Turn the lines below into a Markdown table with two columns, No. and Line. Number each row and skip any blank lines.

Region annotation records
*****

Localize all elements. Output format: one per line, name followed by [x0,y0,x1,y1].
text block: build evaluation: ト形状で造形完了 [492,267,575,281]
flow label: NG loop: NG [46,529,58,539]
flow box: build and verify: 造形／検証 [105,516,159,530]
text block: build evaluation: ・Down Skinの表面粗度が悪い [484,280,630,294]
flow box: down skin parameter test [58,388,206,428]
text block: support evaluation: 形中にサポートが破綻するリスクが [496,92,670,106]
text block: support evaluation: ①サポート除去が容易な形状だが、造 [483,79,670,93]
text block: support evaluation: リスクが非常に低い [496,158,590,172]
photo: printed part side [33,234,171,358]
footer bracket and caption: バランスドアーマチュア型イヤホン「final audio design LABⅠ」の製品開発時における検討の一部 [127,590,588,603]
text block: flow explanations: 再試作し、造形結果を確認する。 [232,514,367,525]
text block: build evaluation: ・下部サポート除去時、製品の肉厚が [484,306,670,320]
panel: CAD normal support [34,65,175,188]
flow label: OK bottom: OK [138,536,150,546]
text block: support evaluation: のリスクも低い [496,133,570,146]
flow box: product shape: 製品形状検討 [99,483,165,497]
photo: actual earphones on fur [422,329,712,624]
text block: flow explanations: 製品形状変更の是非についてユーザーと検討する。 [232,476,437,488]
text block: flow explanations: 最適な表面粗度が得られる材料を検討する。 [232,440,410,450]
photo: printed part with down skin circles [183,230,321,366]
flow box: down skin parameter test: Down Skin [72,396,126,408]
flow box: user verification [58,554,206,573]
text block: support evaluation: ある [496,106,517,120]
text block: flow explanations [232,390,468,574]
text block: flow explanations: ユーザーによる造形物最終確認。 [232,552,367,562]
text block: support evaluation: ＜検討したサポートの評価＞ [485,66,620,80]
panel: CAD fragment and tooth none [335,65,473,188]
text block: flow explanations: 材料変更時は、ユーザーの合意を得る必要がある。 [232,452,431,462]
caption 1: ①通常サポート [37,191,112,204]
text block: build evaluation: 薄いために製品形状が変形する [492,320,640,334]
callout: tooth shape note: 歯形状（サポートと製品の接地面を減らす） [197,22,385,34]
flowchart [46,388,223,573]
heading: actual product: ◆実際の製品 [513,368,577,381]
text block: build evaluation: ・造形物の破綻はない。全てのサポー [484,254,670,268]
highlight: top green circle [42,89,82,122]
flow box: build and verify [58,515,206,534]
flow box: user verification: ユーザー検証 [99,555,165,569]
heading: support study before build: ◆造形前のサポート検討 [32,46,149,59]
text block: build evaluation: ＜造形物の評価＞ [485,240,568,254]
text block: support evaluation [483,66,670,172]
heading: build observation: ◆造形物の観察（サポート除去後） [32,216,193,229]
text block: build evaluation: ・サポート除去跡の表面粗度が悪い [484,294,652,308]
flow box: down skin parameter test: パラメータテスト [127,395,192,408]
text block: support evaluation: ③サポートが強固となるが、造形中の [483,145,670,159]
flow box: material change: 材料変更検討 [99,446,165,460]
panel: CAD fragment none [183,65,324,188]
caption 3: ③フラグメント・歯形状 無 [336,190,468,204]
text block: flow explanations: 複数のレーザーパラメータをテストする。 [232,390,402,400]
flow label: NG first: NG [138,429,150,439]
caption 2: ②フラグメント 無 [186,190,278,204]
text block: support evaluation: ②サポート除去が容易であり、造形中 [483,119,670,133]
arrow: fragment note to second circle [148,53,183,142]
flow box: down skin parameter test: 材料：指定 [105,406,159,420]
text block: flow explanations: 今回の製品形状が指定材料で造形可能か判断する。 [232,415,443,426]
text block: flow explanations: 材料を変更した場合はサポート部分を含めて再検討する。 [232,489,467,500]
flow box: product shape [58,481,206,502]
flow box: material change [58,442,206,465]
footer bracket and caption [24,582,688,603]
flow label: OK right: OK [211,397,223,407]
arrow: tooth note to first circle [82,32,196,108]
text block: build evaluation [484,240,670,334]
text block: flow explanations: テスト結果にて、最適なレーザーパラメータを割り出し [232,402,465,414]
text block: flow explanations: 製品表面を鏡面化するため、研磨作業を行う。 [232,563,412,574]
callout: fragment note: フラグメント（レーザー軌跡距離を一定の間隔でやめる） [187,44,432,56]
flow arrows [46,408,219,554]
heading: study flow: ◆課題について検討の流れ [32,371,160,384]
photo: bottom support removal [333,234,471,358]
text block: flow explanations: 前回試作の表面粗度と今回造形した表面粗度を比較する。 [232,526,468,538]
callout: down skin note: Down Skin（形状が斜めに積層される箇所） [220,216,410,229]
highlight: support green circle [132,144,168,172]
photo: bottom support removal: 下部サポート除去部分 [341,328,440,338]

*****

- _CORRECT OUTPUT_:
| No. | Line |
|---|---|
| 1 | Localize all elements. Output format: one per line, name followed by [x0,y0,x1,y1]. |
| 2 | text block: build evaluation: ト形状で造形完了 [492,267,575,281] |
| 3 | flow label: NG loop: NG [46,529,58,539] |
| 4 | flow box: build and verify: 造形／検証 [105,516,159,530] |
| 5 | text block: build evaluation: ・Down Skinの表面粗度が悪い [484,280,630,294] |
| 6 | flow box: down skin parameter test [58,388,206,428] |
| 7 | text block: support evaluation: 形中にサポートが破綻するリスクが [496,92,670,106] |
| 8 | text block: support evaluation: ①サポート除去が容易な形状だが、造 [483,79,670,93] |
| 9 | text block: support evaluation: リスクが非常に低い [496,158,590,172] |
| 10 | photo: printed part side [33,234,171,358] |
| 11 | footer bracket and caption: バランスドアーマチュア型イヤホン「final audio design LABⅠ」の製品開発時における検討の一部 [127,590,588,603] |
| 12 | text block: flow explanations: 再試作し、造形結果を確認する。 [232,514,367,525] |
| 13 | text block: build evaluation: ・下部サポート除去時、製品の肉厚が [484,306,670,320] |
| 14 | panel: CAD normal support [34,65,175,188] |
| 15 | flow label: OK bottom: OK [138,536,150,546] |
| 16 | text block: support evaluation: のリスクも低い [496,133,570,146] |
| 17 | flow box: product shape: 製品形状検討 [99,483,165,497] |
| 18 | photo: actual earphones on fur [422,329,712,624] |
| 19 | text block: flow explanations: 製品形状変更の是非についてユーザーと検討する。 [232,476,437,488] |
| 20 | text block: flow explanations: 最適な表面粗度が得られる材料を検討する。 [232,440,410,450] |
| 21 | photo: printed part with down skin circles [183,230,321,366] |
| 22 | flow box: down skin parameter test: Down Skin [72,396,126,408] |
| 23 | flow box: user verification [58,554,206,573] |
| 24 | text block: support evaluation: ある [496,106,517,120] |
| 25 | text block: flow explanations [232,390,468,574] |
| 26 | text block: flow explanations: ユーザーによる造形物最終確認。 [232,552,367,562] |
| 27 | text block: support evaluation: ＜検討したサポートの評価＞ [485,66,620,80] |
| 28 | panel: CAD fragment and tooth none [335,65,473,188] |
| 29 | text block: flow explanations: 材料変更時は、ユーザーの合意を得る必要がある。 [232,452,431,462] |
| 30 | caption 1: ①通常サポート [37,191,112,204] |
| 31 | text block: build evaluation: 薄いために製品形状が変形する [492,320,640,334] |
| 32 | callout: tooth shape note: 歯形状（サポートと製品の接地面を減らす） [197,22,385,34] |
| 33 | flowchart [46,388,223,573] |
| 34 | heading: actual product: ◆実際の製品 [513,368,577,381] |
| 35 | text block: build evaluation: ・造形物の破綻はない。全てのサポー [484,254,670,268] |
| 36 | highlight: top green circle [42,89,82,122] |
| 37 | flow box: build and verify [58,515,206,534] |
| 38 | flow box: user verification: ユーザー検証 [99,555,165,569] |
| 39 | heading: support study before build: ◆造形前のサポート検討 [32,46,149,59] |
| 40 | text block: build evaluation: ＜造形物の評価＞ [485,240,568,254] |
| 41 | text block: support evaluation [483,66,670,172] |
| 42 | heading: build observation: ◆造形物の観察（サポート除去後） [32,216,193,229] |
| 43 | text block: build evaluation: ・サポート除去跡の表面粗度が悪い [484,294,652,308] |
| 44 | flow box: down skin parameter test: パラメータテスト [127,395,192,408] |
| 45 | text block: support evaluation: ③サポートが強固となるが、造形中の [483,145,670,159] |
| 46 | flow box: material change: 材料変更検討 [99,446,165,460] |
| 47 | panel: CAD fragment none [183,65,324,188] |
| 48 | caption 3: ③フラグメント・歯形状 無 [336,190,468,204] |
| 49 | text block: flow explanations: 複数のレーザーパラメータをテストする。 [232,390,402,400] |
| 50 | flow label: NG first: NG [138,429,150,439] |
| 51 | caption 2: ②フラグメント 無 [186,190,278,204] |
| 52 | text block: support evaluation: ②サポート除去が容易であり、造形中 [483,119,670,133] |
| 53 | arrow: fragment note to second circle [148,53,183,142] |
| 54 | flow box: down skin parameter test: 材料：指定 [105,406,159,420] |
| 55 | text block: flow explanations: 今回の製品形状が指定材料で造形可能か判断する。 [232,415,443,426] |
| 56 | text block: flow explanations: 材料を変更した場合はサポート部分を含めて再検討する。 [232,489,467,500] |
| 57 | flow box: product shape [58,481,206,502] |
| 58 | flow box: material change [58,442,206,465] |
| 59 | footer bracket and caption [24,582,688,603] |
| 60 | flow label: OK right: OK [211,397,223,407] |
| 61 | arrow: tooth note to first circle [82,32,196,108] |
| 62 | text block: build evaluation [484,240,670,334] |
| 63 | text block: flow explanations: テスト結果にて、最適なレーザーパラメータを割り出し [232,402,465,414] |
| 64 | text block: flow explanations: 製品表面を鏡面化するため、研磨作業を行う。 [232,563,412,574] |
| 65 | callout: fragment note: フラグメント（レーザー軌跡距離を一定の間隔でやめる） [187,44,432,56] |
| 66 | flow arrows [46,408,219,554] |
| 67 | heading: study flow: ◆課題について検討の流れ [32,371,160,384] |
| 68 | photo: bottom support removal [333,234,471,358] |
| 69 | text block: flow explanations: 前回試作の表面粗度と今回造形した表面粗度を比較する。 [232,526,468,538] |
| 70 | callout: down skin note: Down Skin（形状が斜めに積層される箇所） [220,216,410,229] |
| 71 | highlight: support green circle [132,144,168,172] |
| 72 | photo: bottom support removal: 下部サポート除去部分 [341,328,440,338] |